(Collected data entries)
-*-*-

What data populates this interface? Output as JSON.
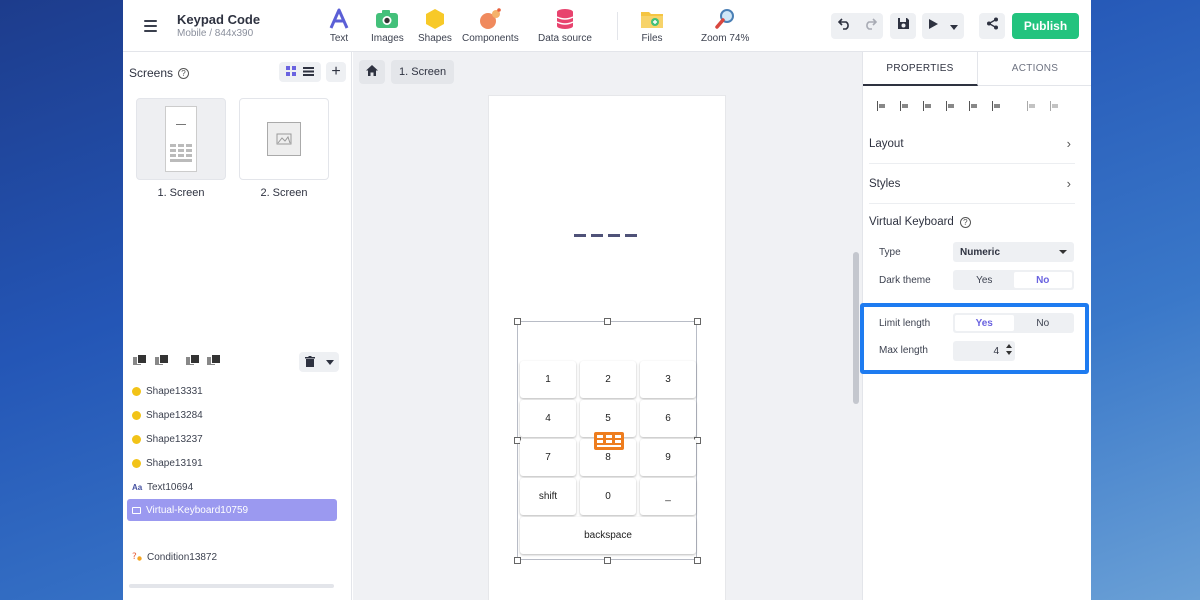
{
  "project": {
    "title": "Keypad Code",
    "subtitle": "Mobile / 844x390"
  },
  "toolbar": {
    "text": "Text",
    "images": "Images",
    "shapes": "Shapes",
    "components": "Components",
    "data_source": "Data source",
    "files": "Files",
    "zoom": "Zoom 74%",
    "publish": "Publish"
  },
  "screens_panel": {
    "title": "Screens",
    "screens": [
      {
        "label": "1. Screen"
      },
      {
        "label": "2. Screen"
      }
    ]
  },
  "layers": [
    {
      "label": "Shape13331",
      "icon": "shape-icon"
    },
    {
      "label": "Shape13284",
      "icon": "shape-icon"
    },
    {
      "label": "Shape13237",
      "icon": "shape-icon"
    },
    {
      "label": "Shape13191",
      "icon": "shape-icon"
    },
    {
      "label": "Text10694",
      "icon": "text-icon"
    },
    {
      "label": "Virtual-Keyboard10759",
      "icon": "keyboard-icon",
      "selected": true
    },
    {
      "label": "Condition13872",
      "icon": "condition-icon"
    }
  ],
  "canvas": {
    "breadcrumb": "1. Screen",
    "keys": [
      "1",
      "2",
      "3",
      "4",
      "5",
      "6",
      "7",
      "8",
      "9",
      "shift",
      "0",
      "_",
      "backspace"
    ]
  },
  "properties": {
    "tabs": {
      "properties": "PROPERTIES",
      "actions": "ACTIONS"
    },
    "sections": {
      "layout": "Layout",
      "styles": "Styles"
    },
    "virtual_keyboard": {
      "title": "Virtual Keyboard",
      "type_label": "Type",
      "type_value": "Numeric",
      "dark_theme_label": "Dark theme",
      "dark_theme_yes": "Yes",
      "dark_theme_no": "No",
      "limit_length_label": "Limit length",
      "limit_length_yes": "Yes",
      "limit_length_no": "No",
      "max_length_label": "Max length",
      "max_length_value": "4"
    }
  },
  "colors": {
    "accent": "#22c37e",
    "selection": "#9b99f0",
    "highlight": "#1e7bf0",
    "toggle_on_text": "#6a63e0"
  }
}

-*-*-

* _CHALLENGE_
Return each line that includes "properties".

* _RESPONSE BELOW_
  "properties": {
      "properties": "PROPERTIES",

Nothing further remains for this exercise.